Reproduce the records below exactly, leaving out any pictures.

— Start EXERCISE DATA —

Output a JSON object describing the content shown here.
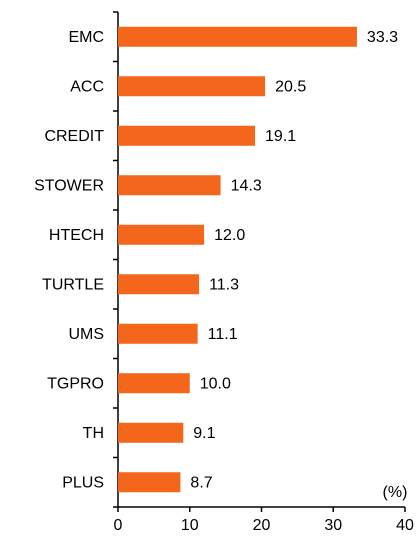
{
  "chart_data": {
    "type": "bar",
    "orientation": "horizontal",
    "categories": [
      "EMC",
      "ACC",
      "CREDIT",
      "STOWER",
      "HTECH",
      "TURTLE",
      "UMS",
      "TGPRO",
      "TH",
      "PLUS"
    ],
    "values": [
      33.3,
      20.5,
      19.1,
      14.3,
      12.0,
      11.3,
      11.1,
      10.0,
      9.1,
      8.7
    ],
    "value_labels": [
      "33.3",
      "20.5",
      "19.1",
      "14.3",
      "12.0",
      "11.3",
      "11.1",
      "10.0",
      "9.1",
      "8.7"
    ],
    "color": "#f4661b",
    "unit_label": "(%)",
    "xlim": [
      0,
      40
    ],
    "xticks": [
      0,
      10,
      20,
      30,
      40
    ],
    "grid": false
  }
}
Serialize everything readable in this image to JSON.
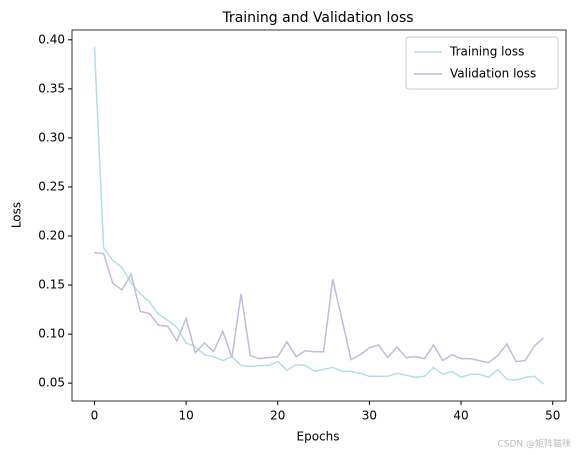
{
  "chart_data": {
    "type": "line",
    "title": "Training and Validation loss",
    "x_label": "Epochs",
    "y_label": "Loss",
    "x": [
      0,
      1,
      2,
      3,
      4,
      5,
      6,
      7,
      8,
      9,
      10,
      11,
      12,
      13,
      14,
      15,
      16,
      17,
      18,
      19,
      20,
      21,
      22,
      23,
      24,
      25,
      26,
      27,
      28,
      29,
      30,
      31,
      32,
      33,
      34,
      35,
      36,
      37,
      38,
      39,
      40,
      41,
      42,
      43,
      44,
      45,
      46,
      47,
      48,
      49
    ],
    "series": [
      {
        "name": "Training loss",
        "color": "#b0e0e6",
        "values": [
          0.393,
          0.188,
          0.175,
          0.168,
          0.152,
          0.141,
          0.133,
          0.12,
          0.114,
          0.107,
          0.091,
          0.087,
          0.079,
          0.077,
          0.073,
          0.077,
          0.068,
          0.067,
          0.068,
          0.068,
          0.072,
          0.063,
          0.069,
          0.068,
          0.062,
          0.064,
          0.066,
          0.062,
          0.062,
          0.06,
          0.057,
          0.057,
          0.057,
          0.06,
          0.058,
          0.056,
          0.057,
          0.066,
          0.059,
          0.062,
          0.056,
          0.059,
          0.059,
          0.056,
          0.064,
          0.054,
          0.053,
          0.056,
          0.057,
          0.049
        ]
      },
      {
        "name": "Validation loss",
        "color": "#c0bbdf",
        "values": [
          0.183,
          0.182,
          0.152,
          0.145,
          0.161,
          0.123,
          0.121,
          0.109,
          0.108,
          0.093,
          0.116,
          0.081,
          0.091,
          0.082,
          0.103,
          0.076,
          0.141,
          0.078,
          0.075,
          0.076,
          0.077,
          0.092,
          0.077,
          0.083,
          0.082,
          0.082,
          0.156,
          0.115,
          0.074,
          0.079,
          0.086,
          0.089,
          0.076,
          0.087,
          0.076,
          0.077,
          0.075,
          0.089,
          0.073,
          0.079,
          0.075,
          0.075,
          0.073,
          0.071,
          0.078,
          0.09,
          0.072,
          0.073,
          0.088,
          0.096
        ]
      }
    ],
    "xlim": [
      -2.45,
      51.45
    ],
    "xticks": [
      0,
      10,
      20,
      30,
      40,
      50
    ],
    "ylim": [
      0.0318,
      0.41
    ],
    "yticks": [
      0.05,
      {
        "value": 0.1,
        "label": "0.10"
      },
      0.15,
      {
        "value": 0.2,
        "label": "0.20"
      },
      0.25,
      {
        "value": 0.3,
        "label": "0.30"
      },
      0.35,
      {
        "value": 0.4,
        "label": "0.40"
      }
    ],
    "legend": "upper right",
    "watermark": "CSDN @矩阵猫咪"
  }
}
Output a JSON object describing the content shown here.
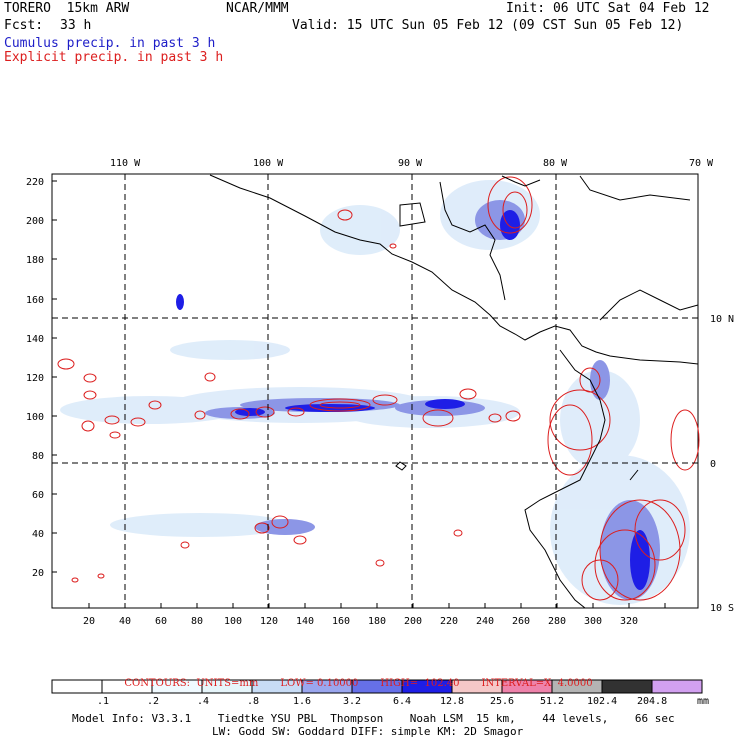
{
  "header": {
    "model": "TORERO  15km ARW",
    "org": "NCAR/MMM",
    "init": "Init: 06 UTC Sat 04 Feb 12",
    "fcst_label": "Fcst:",
    "fcst_value": "33 h",
    "valid": "Valid: 15 UTC Sun 05 Feb 12 (09 CST Sun 05 Feb 12)",
    "line_cumulus": "Cumulus precip. in past 3 h",
    "line_explicit": "Explicit precip. in past 3 h"
  },
  "map": {
    "lon_labels": [
      "110 W",
      "100 W",
      "90 W",
      "80 W",
      "70 W"
    ],
    "lat_labels": [
      "10 N",
      "0",
      "10 S"
    ],
    "y_ticks": [
      "220",
      "200",
      "180",
      "160",
      "140",
      "120",
      "100",
      "80",
      "60",
      "40",
      "20"
    ],
    "x_ticks": [
      "20",
      "40",
      "60",
      "80",
      "100",
      "120",
      "140",
      "160",
      "180",
      "200",
      "220",
      "240",
      "260",
      "280",
      "300",
      "320"
    ],
    "colors": {
      "coast": "#000000",
      "gridline": "#000000",
      "cumulus_light": "#dcebfa",
      "cumulus_mid": "#8c96e6",
      "cumulus_dark": "#1e1ee6",
      "explicit": "#dc1e1e"
    }
  },
  "contours_line": {
    "label": "CONTOURS:  UNITS=mm",
    "low": "LOW= 0.10000",
    "high": "HIGH=  102.40",
    "interval": "INTERVAL=X  4.0000"
  },
  "colorbar": {
    "labels": [
      ".1",
      ".2",
      ".4",
      ".8",
      "1.6",
      "3.2",
      "6.4",
      "12.8",
      "25.6",
      "51.2",
      "102.4",
      "204.8"
    ],
    "unit": "mm",
    "colors": [
      "#ffffff",
      "#ffffff",
      "#f0faff",
      "#e6f5fa",
      "#c8dcf5",
      "#9aa6ee",
      "#6670e8",
      "#1e1ee6",
      "#f5c8c8",
      "#ee82aa",
      "#b4b4b4",
      "#323232",
      "#d2a0f0"
    ]
  },
  "footer": {
    "line1": "Model Info: V3.3.1    Tiedtke YSU PBL  Thompson    Noah LSM  15 km,    44 levels,    66 sec",
    "line2": "LW: Godd SW: Goddard DIFF: simple KM: 2D Smagor"
  }
}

— End EXERCISE DATA —

__RESPONSE__.
Output a JSON object describing the content shown here.
{
  "chart_data": {
    "type": "bar",
    "orientation": "horizontal",
    "categories": [
      "EMC",
      "ACC",
      "CREDIT",
      "STOWER",
      "HTECH",
      "TURTLE",
      "UMS",
      "TGPRO",
      "TH",
      "PLUS"
    ],
    "values": [
      33.3,
      20.5,
      19.1,
      14.3,
      12.0,
      11.3,
      11.1,
      10.0,
      9.1,
      8.7
    ],
    "value_labels": [
      "33.3",
      "20.5",
      "19.1",
      "14.3",
      "12.0",
      "11.3",
      "11.1",
      "10.0",
      "9.1",
      "8.7"
    ],
    "color": "#f4661b",
    "unit_label": "(%)",
    "xlim": [
      0,
      40
    ],
    "xticks": [
      0,
      10,
      20,
      30,
      40
    ],
    "grid": false
  }
}
Serialize everything readable in this image to JSON.
{
  "chart_data": {
    "type": "line",
    "title": "Training and Validation loss",
    "x_label": "Epochs",
    "y_label": "Loss",
    "x": [
      0,
      1,
      2,
      3,
      4,
      5,
      6,
      7,
      8,
      9,
      10,
      11,
      12,
      13,
      14,
      15,
      16,
      17,
      18,
      19,
      20,
      21,
      22,
      23,
      24,
      25,
      26,
      27,
      28,
      29,
      30,
      31,
      32,
      33,
      34,
      35,
      36,
      37,
      38,
      39,
      40,
      41,
      42,
      43,
      44,
      45,
      46,
      47,
      48,
      49
    ],
    "series": [
      {
        "name": "Training loss",
        "color": "#b0e0e6",
        "values": [
          0.393,
          0.188,
          0.175,
          0.168,
          0.152,
          0.141,
          0.133,
          0.12,
          0.114,
          0.107,
          0.091,
          0.087,
          0.079,
          0.077,
          0.073,
          0.077,
          0.068,
          0.067,
          0.068,
          0.068,
          0.072,
          0.063,
          0.069,
          0.068,
          0.062,
          0.064,
          0.066,
          0.062,
          0.062,
          0.06,
          0.057,
          0.057,
          0.057,
          0.06,
          0.058,
          0.056,
          0.057,
          0.066,
          0.059,
          0.062,
          0.056,
          0.059,
          0.059,
          0.056,
          0.064,
          0.054,
          0.053,
          0.056,
          0.057,
          0.049
        ]
      },
      {
        "name": "Validation loss",
        "color": "#c0bbdf",
        "values": [
          0.183,
          0.182,
          0.152,
          0.145,
          0.161,
          0.123,
          0.121,
          0.109,
          0.108,
          0.093,
          0.116,
          0.081,
          0.091,
          0.082,
          0.103,
          0.076,
          0.141,
          0.078,
          0.075,
          0.076,
          0.077,
          0.092,
          0.077,
          0.083,
          0.082,
          0.082,
          0.156,
          0.115,
          0.074,
          0.079,
          0.086,
          0.089,
          0.076,
          0.087,
          0.076,
          0.077,
          0.075,
          0.089,
          0.073,
          0.079,
          0.075,
          0.075,
          0.073,
          0.071,
          0.078,
          0.09,
          0.072,
          0.073,
          0.088,
          0.096
        ]
      }
    ],
    "xlim": [
      -2.45,
      51.45
    ],
    "xticks": [
      0,
      10,
      20,
      30,
      40,
      50
    ],
    "ylim": [
      0.0318,
      0.41
    ],
    "yticks": [
      0.05,
      {
        "value": 0.1,
        "label": "0.10"
      },
      0.15,
      {
        "value": 0.2,
        "label": "0.20"
      },
      0.25,
      {
        "value": 0.3,
        "label": "0.30"
      },
      0.35,
      {
        "value": 0.4,
        "label": "0.40"
      }
    ],
    "legend": "upper right",
    "watermark": "CSDN @矩阵猫咪"
  }
}
Output a JSON object describing the content shown here.
{
  "header": {
    "model": "TORERO  15km ARW",
    "org": "NCAR/MMM",
    "init": "Init: 06 UTC Sat 04 Feb 12",
    "fcst_label": "Fcst:",
    "fcst_value": "33 h",
    "valid": "Valid: 15 UTC Sun 05 Feb 12 (09 CST Sun 05 Feb 12)",
    "line_cumulus": "Cumulus precip. in past 3 h",
    "line_explicit": "Explicit precip. in past 3 h"
  },
  "map": {
    "lon_labels": [
      "110 W",
      "100 W",
      "90 W",
      "80 W",
      "70 W"
    ],
    "lat_labels": [
      "10 N",
      "0",
      "10 S"
    ],
    "y_ticks": [
      "220",
      "200",
      "180",
      "160",
      "140",
      "120",
      "100",
      "80",
      "60",
      "40",
      "20"
    ],
    "x_ticks": [
      "20",
      "40",
      "60",
      "80",
      "100",
      "120",
      "140",
      "160",
      "180",
      "200",
      "220",
      "240",
      "260",
      "280",
      "300",
      "320"
    ],
    "colors": {
      "coast": "#000000",
      "gridline": "#000000",
      "cumulus_light": "#dcebfa",
      "cumulus_mid": "#8c96e6",
      "cumulus_dark": "#1e1ee6",
      "explicit": "#dc1e1e"
    }
  },
  "contours_line": {
    "label": "CONTOURS:  UNITS=mm",
    "low": "LOW= 0.10000",
    "high": "HIGH=  102.40",
    "interval": "INTERVAL=X  4.0000"
  },
  "colorbar": {
    "labels": [
      ".1",
      ".2",
      ".4",
      ".8",
      "1.6",
      "3.2",
      "6.4",
      "12.8",
      "25.6",
      "51.2",
      "102.4",
      "204.8"
    ],
    "unit": "mm",
    "colors": [
      "#ffffff",
      "#ffffff",
      "#f0faff",
      "#e6f5fa",
      "#c8dcf5",
      "#9aa6ee",
      "#6670e8",
      "#1e1ee6",
      "#f5c8c8",
      "#ee82aa",
      "#b4b4b4",
      "#323232",
      "#d2a0f0"
    ]
  },
  "footer": {
    "line1": "Model Info: V3.3.1    Tiedtke YSU PBL  Thompson    Noah LSM  15 km,    44 levels,    66 sec",
    "line2": "LW: Godd SW: Goddard DIFF: simple KM: 2D Smagor"
  }
}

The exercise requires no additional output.